## What you have to do
Each entry in the listing below should be restated word for word.

Figure data in JSON
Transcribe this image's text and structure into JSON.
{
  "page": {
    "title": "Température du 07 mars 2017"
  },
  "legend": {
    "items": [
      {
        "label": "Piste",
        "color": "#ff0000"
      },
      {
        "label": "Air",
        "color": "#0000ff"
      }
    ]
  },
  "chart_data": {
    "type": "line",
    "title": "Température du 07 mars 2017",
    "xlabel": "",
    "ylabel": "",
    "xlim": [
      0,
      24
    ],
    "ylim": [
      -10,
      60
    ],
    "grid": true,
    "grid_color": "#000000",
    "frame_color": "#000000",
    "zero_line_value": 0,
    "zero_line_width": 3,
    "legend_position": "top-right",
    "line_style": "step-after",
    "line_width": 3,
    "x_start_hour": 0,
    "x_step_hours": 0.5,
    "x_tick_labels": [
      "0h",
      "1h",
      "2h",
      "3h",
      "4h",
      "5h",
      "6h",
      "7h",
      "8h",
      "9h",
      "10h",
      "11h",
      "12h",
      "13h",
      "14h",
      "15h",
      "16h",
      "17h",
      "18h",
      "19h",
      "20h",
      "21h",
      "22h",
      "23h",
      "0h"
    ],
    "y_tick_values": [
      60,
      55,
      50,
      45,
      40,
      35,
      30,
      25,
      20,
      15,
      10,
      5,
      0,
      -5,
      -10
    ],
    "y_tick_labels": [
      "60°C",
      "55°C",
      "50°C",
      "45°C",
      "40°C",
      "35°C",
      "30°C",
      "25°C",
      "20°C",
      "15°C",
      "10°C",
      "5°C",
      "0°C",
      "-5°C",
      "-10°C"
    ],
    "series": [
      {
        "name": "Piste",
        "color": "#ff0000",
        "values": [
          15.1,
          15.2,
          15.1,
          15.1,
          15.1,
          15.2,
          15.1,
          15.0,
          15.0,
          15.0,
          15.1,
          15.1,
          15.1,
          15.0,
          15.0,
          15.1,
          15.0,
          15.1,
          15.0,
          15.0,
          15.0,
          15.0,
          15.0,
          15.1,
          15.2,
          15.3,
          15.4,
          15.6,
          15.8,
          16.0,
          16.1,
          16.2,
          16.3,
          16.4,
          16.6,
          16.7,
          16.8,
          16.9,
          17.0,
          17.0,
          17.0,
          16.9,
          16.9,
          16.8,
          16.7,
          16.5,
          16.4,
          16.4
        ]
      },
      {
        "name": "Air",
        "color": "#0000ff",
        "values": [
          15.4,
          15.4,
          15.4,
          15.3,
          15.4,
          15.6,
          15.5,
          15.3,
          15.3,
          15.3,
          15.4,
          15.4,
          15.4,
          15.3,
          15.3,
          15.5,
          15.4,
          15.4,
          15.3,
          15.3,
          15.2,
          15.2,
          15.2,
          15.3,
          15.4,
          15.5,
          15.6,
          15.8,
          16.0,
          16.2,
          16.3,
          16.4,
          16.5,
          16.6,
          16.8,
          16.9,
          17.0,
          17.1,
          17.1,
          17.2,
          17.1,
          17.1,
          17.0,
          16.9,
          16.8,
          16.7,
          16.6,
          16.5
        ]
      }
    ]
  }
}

## Response to this exercise
Transcribe this image's text and structure into JSON.
{
  "page": {
    "title": "Température du 07 mars 2017"
  },
  "legend": {
    "items": [
      {
        "label": "Piste",
        "color": "#ff0000"
      },
      {
        "label": "Air",
        "color": "#0000ff"
      }
    ]
  },
  "chart_data": {
    "type": "line",
    "title": "Température du 07 mars 2017",
    "xlabel": "",
    "ylabel": "",
    "xlim": [
      0,
      24
    ],
    "ylim": [
      -10,
      60
    ],
    "grid": true,
    "grid_color": "#000000",
    "frame_color": "#000000",
    "zero_line_value": 0,
    "zero_line_width": 3,
    "legend_position": "top-right",
    "line_style": "step-after",
    "line_width": 3,
    "x_start_hour": 0,
    "x_step_hours": 0.5,
    "x_tick_labels": [
      "0h",
      "1h",
      "2h",
      "3h",
      "4h",
      "5h",
      "6h",
      "7h",
      "8h",
      "9h",
      "10h",
      "11h",
      "12h",
      "13h",
      "14h",
      "15h",
      "16h",
      "17h",
      "18h",
      "19h",
      "20h",
      "21h",
      "22h",
      "23h",
      "0h"
    ],
    "y_tick_values": [
      60,
      55,
      50,
      45,
      40,
      35,
      30,
      25,
      20,
      15,
      10,
      5,
      0,
      -5,
      -10
    ],
    "y_tick_labels": [
      "60°C",
      "55°C",
      "50°C",
      "45°C",
      "40°C",
      "35°C",
      "30°C",
      "25°C",
      "20°C",
      "15°C",
      "10°C",
      "5°C",
      "0°C",
      "-5°C",
      "-10°C"
    ],
    "series": [
      {
        "name": "Piste",
        "color": "#ff0000",
        "values": [
          15.1,
          15.2,
          15.1,
          15.1,
          15.1,
          15.2,
          15.1,
          15.0,
          15.0,
          15.0,
          15.1,
          15.1,
          15.1,
          15.0,
          15.0,
          15.1,
          15.0,
          15.1,
          15.0,
          15.0,
          15.0,
          15.0,
          15.0,
          15.1,
          15.2,
          15.3,
          15.4,
          15.6,
          15.8,
          16.0,
          16.1,
          16.2,
          16.3,
          16.4,
          16.6,
          16.7,
          16.8,
          16.9,
          17.0,
          17.0,
          17.0,
          16.9,
          16.9,
          16.8,
          16.7,
          16.5,
          16.4,
          16.4
        ]
      },
      {
        "name": "Air",
        "color": "#0000ff",
        "values": [
          15.4,
          15.4,
          15.4,
          15.3,
          15.4,
          15.6,
          15.5,
          15.3,
          15.3,
          15.3,
          15.4,
          15.4,
          15.4,
          15.3,
          15.3,
          15.5,
          15.4,
          15.4,
          15.3,
          15.3,
          15.2,
          15.2,
          15.2,
          15.3,
          15.4,
          15.5,
          15.6,
          15.8,
          16.0,
          16.2,
          16.3,
          16.4,
          16.5,
          16.6,
          16.8,
          16.9,
          17.0,
          17.1,
          17.1,
          17.2,
          17.1,
          17.1,
          17.0,
          16.9,
          16.8,
          16.7,
          16.6,
          16.5
        ]
      }
    ]
  }
}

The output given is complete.